### Records shown

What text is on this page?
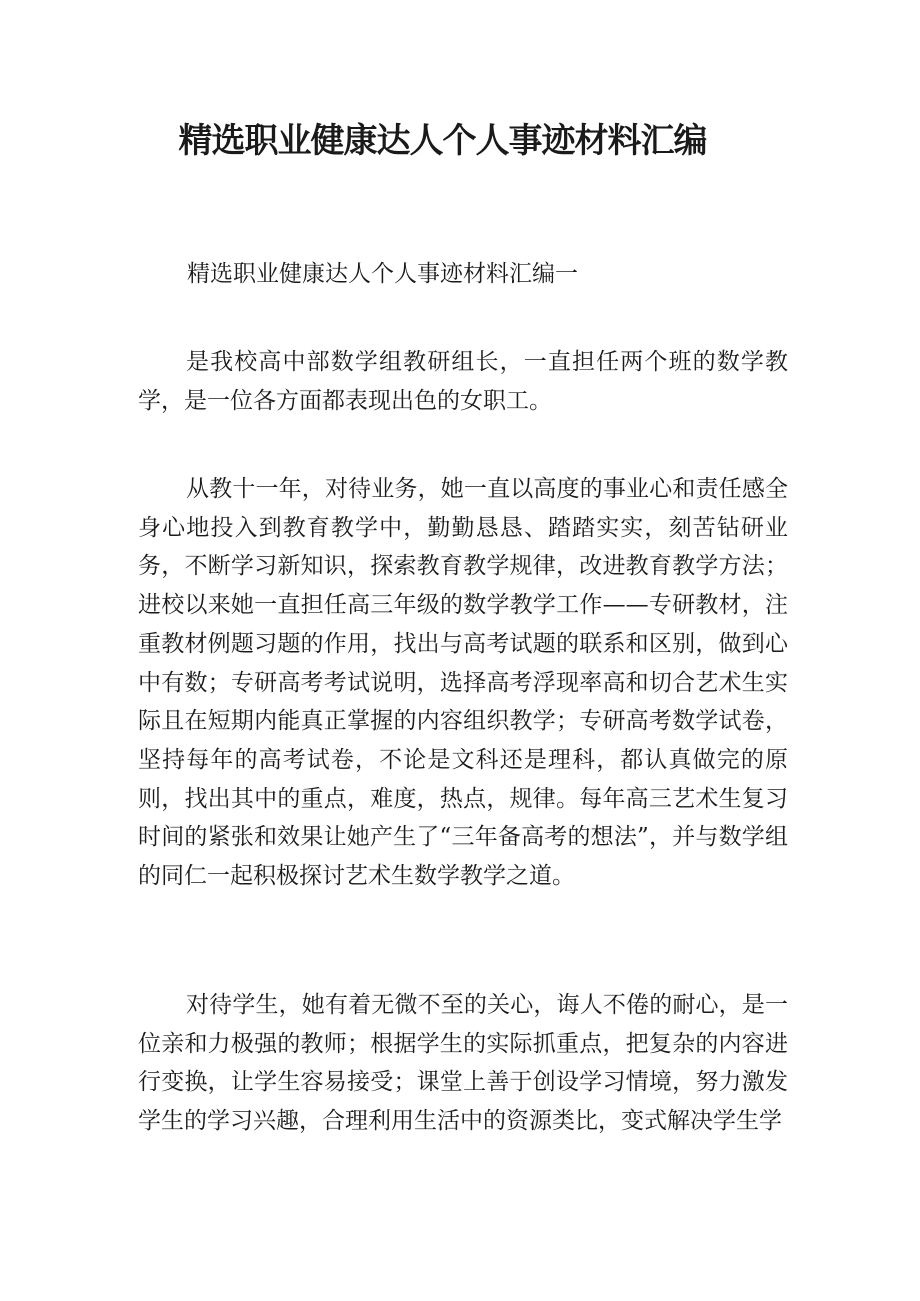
精选职业健康达人个人事迹材料汇编

精选职业健康达人个人事迹材料汇编一

是我校高中部数学组教研组长，一直担任两个班的数学教学，是一位各方面都表现出色的女职工。

从教十一年，对待业务，她一直以高度的事业心和责任感全身心地投入到教育教学中，勤勤恳恳、踏踏实实，刻苦钻研业务，不断学习新知识，探索教育教学规律，改进教育教学方法；进校以来她一直担任高三年级的数学教学工作——专研教材，注重教材例题习题的作用，找出与高考试题的联系和区别，做到心中有数；专研高考考试说明，选择高考浮现率高和切合艺术生实际且在短期内能真正掌握的内容组织教学；专研高考数学试卷，坚持每年的高考试卷，不论是文科还是理科，都认真做完的原则，找出其中的重点，难度，热点，规律。每年高三艺术生复习时间的紧张和效果让她产生了“三年备高考的想法”，并与数学组的同仁一起积极探讨艺术生数学教学之道。

对待学生，她有着无微不至的关心，诲人不倦的耐心，是一位亲和力极强的教师；根据学生的实际抓重点，把复杂的内容进行变换，让学生容易接受；课堂上善于创设学习情境，努力激发学生的学习兴趣，合理利用生活中的资源类比，变式解决学生学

### To be done
Set down every record once more, word for word, without pictures.

### Written solution
What text is on this page?
精选职业健康达人个人事迹材料汇编

精选职业健康达人个人事迹材料汇编一

是我校高中部数学组教研组长，一直担任两个班的数学教学，是一位各方面都表现出色的女职工。

从教十一年，对待业务，她一直以高度的事业心和责任感全身心地投入到教育教学中，勤勤恳恳、踏踏实实，刻苦钻研业务，不断学习新知识，探索教育教学规律，改进教育教学方法；进校以来她一直担任高三年级的数学教学工作——专研教材，注重教材例题习题的作用，找出与高考试题的联系和区别，做到心中有数；专研高考考试说明，选择高考浮现率高和切合艺术生实际且在短期内能真正掌握的内容组织教学；专研高考数学试卷，坚持每年的高考试卷，不论是文科还是理科，都认真做完的原则，找出其中的重点，难度，热点，规律。每年高三艺术生复习时间的紧张和效果让她产生了“三年备高考的想法”，并与数学组的同仁一起积极探讨艺术生数学教学之道。

对待学生，她有着无微不至的关心，诲人不倦的耐心，是一位亲和力极强的教师；根据学生的实际抓重点，把复杂的内容进行变换，让学生容易接受；课堂上善于创设学习情境，努力激发学生的学习兴趣，合理利用生活中的资源类比，变式解决学生学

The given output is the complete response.